• [WORK INSTRUCTIONS] Which lines hold the word "name"? Copy each of them from the material.

----- RECORDS FOR THIS EXERCISE -----

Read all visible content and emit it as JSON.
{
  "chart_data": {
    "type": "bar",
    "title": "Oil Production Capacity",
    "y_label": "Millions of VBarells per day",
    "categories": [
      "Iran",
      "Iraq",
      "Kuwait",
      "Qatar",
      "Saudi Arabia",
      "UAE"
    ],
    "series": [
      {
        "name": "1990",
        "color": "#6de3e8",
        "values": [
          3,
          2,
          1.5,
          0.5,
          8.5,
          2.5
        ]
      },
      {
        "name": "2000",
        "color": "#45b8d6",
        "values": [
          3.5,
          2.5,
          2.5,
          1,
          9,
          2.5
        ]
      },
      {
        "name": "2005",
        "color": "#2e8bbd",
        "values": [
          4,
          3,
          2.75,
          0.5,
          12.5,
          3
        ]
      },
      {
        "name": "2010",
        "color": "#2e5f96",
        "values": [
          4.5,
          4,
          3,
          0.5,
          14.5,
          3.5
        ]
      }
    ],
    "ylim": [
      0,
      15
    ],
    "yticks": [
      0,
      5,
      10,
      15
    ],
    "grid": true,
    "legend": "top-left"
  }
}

-----

• [RESULT]
        "name": "1990",
        "name": "2000",
        "name": "2005",
        "name": "2010",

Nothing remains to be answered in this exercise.